Peer-to-peer collaboration, across newsrooms

As long as I’ve been reading newspapers, watching television news and following the industry, competition has always been part of the dynamic: be first to the scene, first to get the scoop, first to call the election. As the Internet has taken on a larger role in delivering the news, there have been new opportunities for competition in digital journalism: first to tweet, post or upload video, often followed by rewards from online traffic.

One (welcome) reality that jumps out in this series of Knight grants is that there are journalists from newsrooms that compete for stories who are collaborating on these projects independently. New York Times and Washington Post developers are teaming up to create an open election database. Data journalists from WNYC, the Chicago Tribune and the Spokesman-Review are collaborating on building a better interface for Census data. The same peer networks that helped build the Internet are forming around building out civic infrastructure. It’s an inspiring trend to watch.

The value of an open geo commons

The amount of consternation regarding Apple’s new mapping app for iOS 6 doesn’t seem to be dying down. It shouldn’t: David Pogue called the Apple Map app “an appalling first release,” and maybe “the most embarrassing, least usable piece of software Apple has ever unleashed.” It’s going to take a while for Apple Maps to improve — maybe even years, based upon how long it took for Google to improve maps. In the meantime, iPhone users can go to maps.google.com on Safari, along with the other third-party alternatives that Apple CEO Tim Cook recommended in his letter of apology.

In the wake of “#MAppleGate,” there’s suddenly a lot more attention being paid to the importance and value of mapping data, including how difficult it is to do maps right. And that’s where OpenStreetMap comes in. That’s also why the Knight Foundation is putting more than $500,000 behind tools from Development Seed: it will help to sustain and improve an open geo data commons that media organizations large and small can tap into to inform communities using maps.

“There are two ways the geo data space is going to evolve: 1) in closed silos of proprietary owned data or 2) in the open,” said Eric Gundersen, co-founder and CEO of Development Seed in a recent interview. “Our community does not need a fleet of cars driving millions of miles. We need good infrastructure to make it easy for people to map their surroundings and good community tools to help us garden the data and improve quality. As geo data becomes core to mobile, maps are a canvas to visualizing the ‘where’.”

◆ **Data extracts**:
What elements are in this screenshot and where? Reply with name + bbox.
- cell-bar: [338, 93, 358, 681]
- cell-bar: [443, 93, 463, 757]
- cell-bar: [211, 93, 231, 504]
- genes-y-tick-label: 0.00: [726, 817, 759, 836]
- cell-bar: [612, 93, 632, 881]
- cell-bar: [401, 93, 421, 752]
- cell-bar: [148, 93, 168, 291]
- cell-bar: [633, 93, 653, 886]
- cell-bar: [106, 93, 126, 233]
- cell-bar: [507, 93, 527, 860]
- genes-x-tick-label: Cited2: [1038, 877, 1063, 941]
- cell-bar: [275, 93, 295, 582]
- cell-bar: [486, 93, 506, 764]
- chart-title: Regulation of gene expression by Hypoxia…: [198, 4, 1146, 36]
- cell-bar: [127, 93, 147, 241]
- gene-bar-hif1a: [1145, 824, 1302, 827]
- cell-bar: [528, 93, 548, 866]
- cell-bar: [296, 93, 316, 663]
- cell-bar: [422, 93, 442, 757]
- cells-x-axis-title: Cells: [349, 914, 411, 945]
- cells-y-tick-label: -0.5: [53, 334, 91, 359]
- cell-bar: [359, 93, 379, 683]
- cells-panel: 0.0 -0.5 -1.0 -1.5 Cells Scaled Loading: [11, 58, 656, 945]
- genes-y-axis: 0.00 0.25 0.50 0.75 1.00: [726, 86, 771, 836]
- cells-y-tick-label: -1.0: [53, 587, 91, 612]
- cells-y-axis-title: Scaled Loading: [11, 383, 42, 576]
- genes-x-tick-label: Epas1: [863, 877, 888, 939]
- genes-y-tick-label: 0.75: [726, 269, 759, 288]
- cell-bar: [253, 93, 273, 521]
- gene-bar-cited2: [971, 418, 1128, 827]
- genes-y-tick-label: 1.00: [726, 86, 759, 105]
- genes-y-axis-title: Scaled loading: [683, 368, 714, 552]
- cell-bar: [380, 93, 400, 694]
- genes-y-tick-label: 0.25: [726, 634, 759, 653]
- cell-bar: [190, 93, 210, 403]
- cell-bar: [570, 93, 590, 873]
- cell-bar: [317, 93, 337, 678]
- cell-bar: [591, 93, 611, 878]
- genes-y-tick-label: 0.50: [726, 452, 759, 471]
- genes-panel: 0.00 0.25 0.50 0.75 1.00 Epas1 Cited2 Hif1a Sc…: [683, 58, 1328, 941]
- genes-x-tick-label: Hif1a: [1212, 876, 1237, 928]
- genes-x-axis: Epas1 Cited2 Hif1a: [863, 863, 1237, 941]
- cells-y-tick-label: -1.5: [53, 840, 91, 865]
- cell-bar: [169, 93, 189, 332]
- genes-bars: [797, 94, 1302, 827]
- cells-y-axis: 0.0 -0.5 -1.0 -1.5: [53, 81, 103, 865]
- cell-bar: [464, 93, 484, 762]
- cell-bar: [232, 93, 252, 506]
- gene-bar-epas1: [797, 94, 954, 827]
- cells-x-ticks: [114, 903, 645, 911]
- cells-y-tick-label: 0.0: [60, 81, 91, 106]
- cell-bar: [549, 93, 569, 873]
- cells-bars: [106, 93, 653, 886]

◆ **Instructions to follow**: Retype the entire passage on newsroom collaboration and open map data word for word.

◆ **Solution**:
Peer-to-peer collaboration, across newsrooms

As long as I’ve been reading newspapers, watching television news and following the industry, competition has always been part of the dynamic: be first to the scene, first to get the scoop, first to call the election. As the Internet has taken on a larger role in delivering the news, there have been new opportunities for competition in digital journalism: first to tweet, post or upload video, often followed by rewards from online traffic.

One (welcome) reality that jumps out in this series of Knight grants is that there are journalists from newsrooms that compete for stories who are collaborating on these projects independently. New York Times and Washington Post developers are teaming up to create an open election database. Data journalists from WNYC, the Chicago Tribune and the Spokesman-Review are collaborating on building a better interface for Census data. The same peer networks that helped build the Internet are forming around building out civic infrastructure. It’s an inspiring trend to watch.

The value of an open geo commons

The amount of consternation regarding Apple’s new mapping app for iOS 6 doesn’t seem to be dying down. It shouldn’t: David Pogue called the Apple Map app “an appalling first release,” and maybe “the most embarrassing, least usable piece of software Apple has ever unleashed.” It’s going to take a while for Apple Maps to improve — maybe even years, based upon how long it took for Google to improve maps. In the meantime, iPhone users can go to maps.google.com on Safari, along with the other third-party alternatives that Apple CEO Tim Cook recommended in his letter of apology.

In the wake of “#MAppleGate,” there’s suddenly a lot more attention being paid to the importance and value of mapping data, including how difficult it is to do maps right. And that’s where OpenStreetMap comes in. That’s also why the Knight Foundation is putting more than $500,000 behind tools from Development Seed: it will help to sustain and improve an open geo data commons that media organizations large and small can tap into to inform communities using maps.

“There are two ways the geo data space is going to evolve: 1) in closed silos of proprietary owned data or 2) in the open,” said Eric Gundersen, co-founder and CEO of Development Seed in a recent interview. “Our community does not need a fleet of cars driving millions of miles. We need good infrastructure to make it easy for people to map their surroundings and good community tools to help us garden the data and improve quality. As geo data becomes core to mobile, maps are a canvas to visualizing the ‘where’.”